# To do:
Write out the material again word for word, dropping any images it holds.

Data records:

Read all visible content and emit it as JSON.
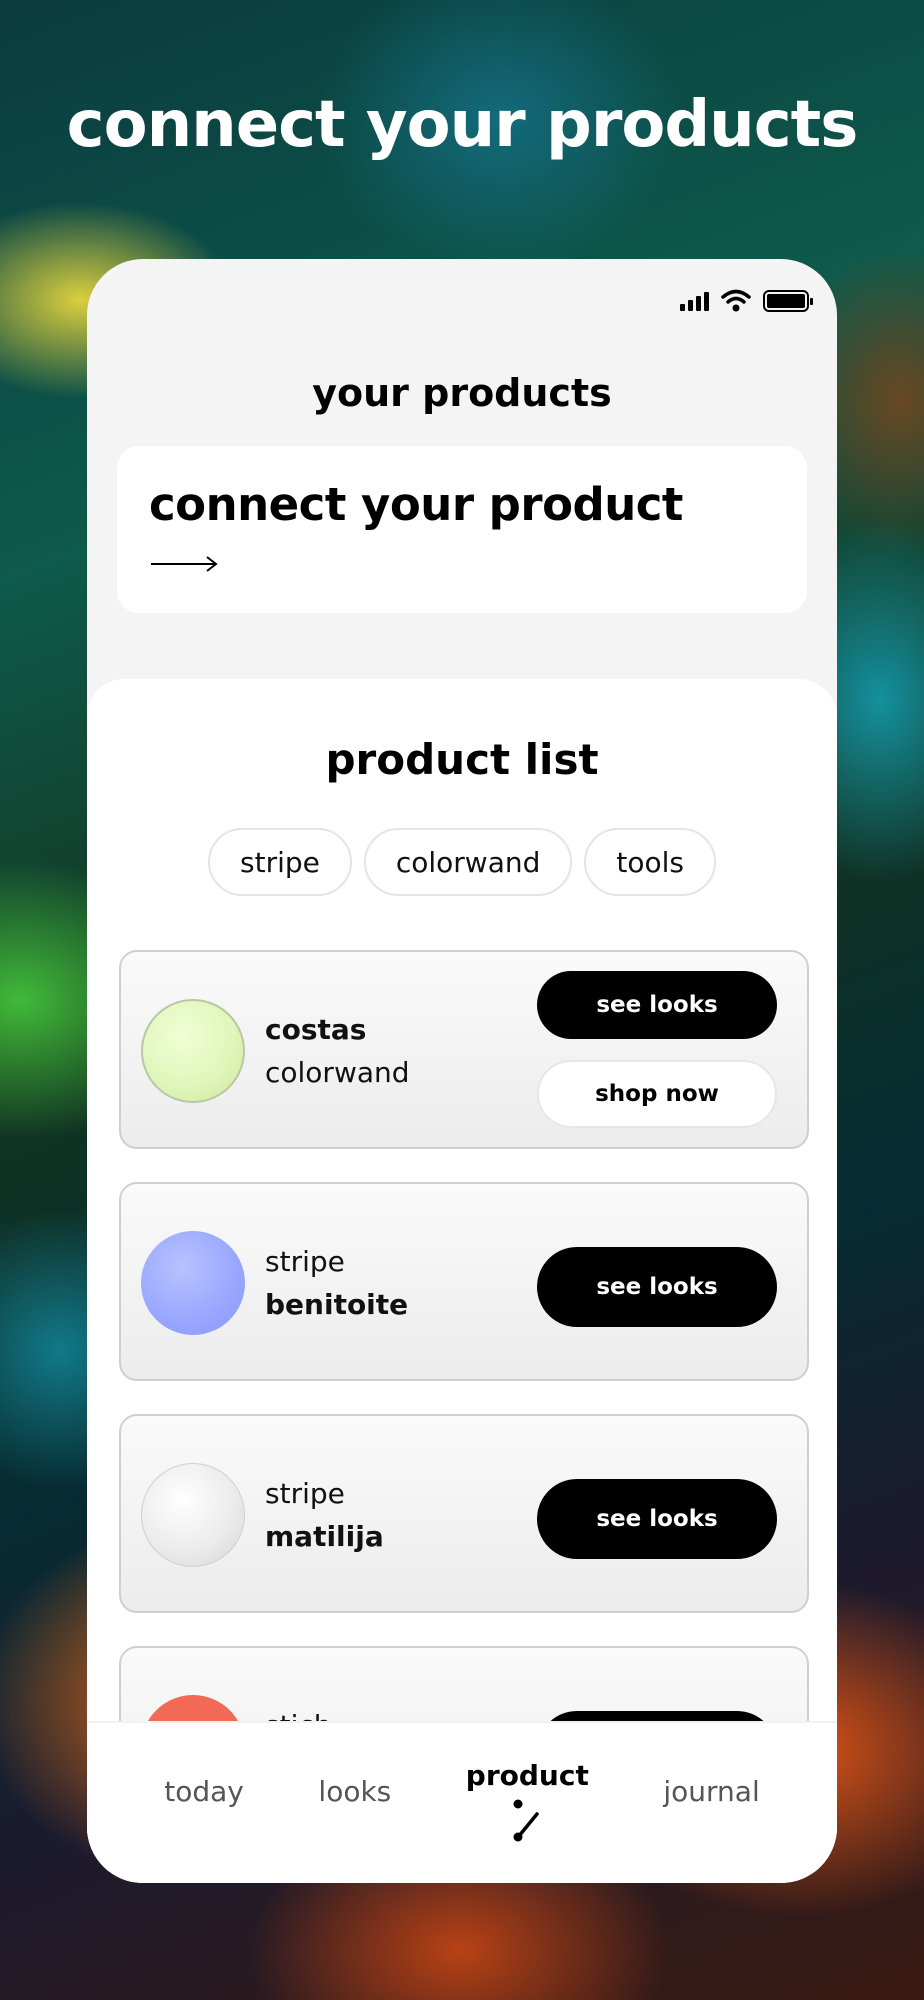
{
  "hero": {
    "title": "connect your products"
  },
  "screen": {
    "title": "your products",
    "connect_card": {
      "title": "connect your product",
      "arrow_icon": "long-arrow-right-icon"
    },
    "product_list": {
      "title": "product list",
      "filters": [
        "stripe",
        "colorwand",
        "tools"
      ],
      "items": [
        {
          "line1": "costas",
          "line2": "colorwand",
          "swatch_color": "#dff5b8",
          "primary_button": "see looks",
          "secondary_button": "shop now"
        },
        {
          "line1": "stripe",
          "line2": "benitoite",
          "swatch_color": "#98a6ff",
          "primary_button": "see looks"
        },
        {
          "line1": "stripe",
          "line2": "matilija",
          "swatch_color": "#eaeaea",
          "primary_button": "see looks"
        },
        {
          "line1": "stich",
          "swatch_color": "#f26a55"
        }
      ]
    },
    "tab_bar": {
      "tabs": [
        "today",
        "looks",
        "product",
        "journal"
      ],
      "active_tab": "product",
      "active_icon": "wand-icon"
    }
  },
  "status_bar": {
    "icons": [
      "signal-icon",
      "wifi-icon",
      "battery-icon"
    ]
  }
}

# Written answer:
Read all visible content and emit it as JSON.
{
  "hero": {
    "title": "connect your products"
  },
  "screen": {
    "title": "your products",
    "connect_card": {
      "title": "connect your product",
      "arrow_icon": "long-arrow-right-icon"
    },
    "product_list": {
      "title": "product list",
      "filters": [
        "stripe",
        "colorwand",
        "tools"
      ],
      "items": [
        {
          "line1": "costas",
          "line2": "colorwand",
          "swatch_color": "#dff5b8",
          "primary_button": "see looks",
          "secondary_button": "shop now"
        },
        {
          "line1": "stripe",
          "line2": "benitoite",
          "swatch_color": "#98a6ff",
          "primary_button": "see looks"
        },
        {
          "line1": "stripe",
          "line2": "matilija",
          "swatch_color": "#eaeaea",
          "primary_button": "see looks"
        },
        {
          "line1": "stich",
          "swatch_color": "#f26a55"
        }
      ]
    },
    "tab_bar": {
      "tabs": [
        "today",
        "looks",
        "product",
        "journal"
      ],
      "active_tab": "product",
      "active_icon": "wand-icon"
    }
  },
  "status_bar": {
    "icons": [
      "signal-icon",
      "wifi-icon",
      "battery-icon"
    ]
  }
}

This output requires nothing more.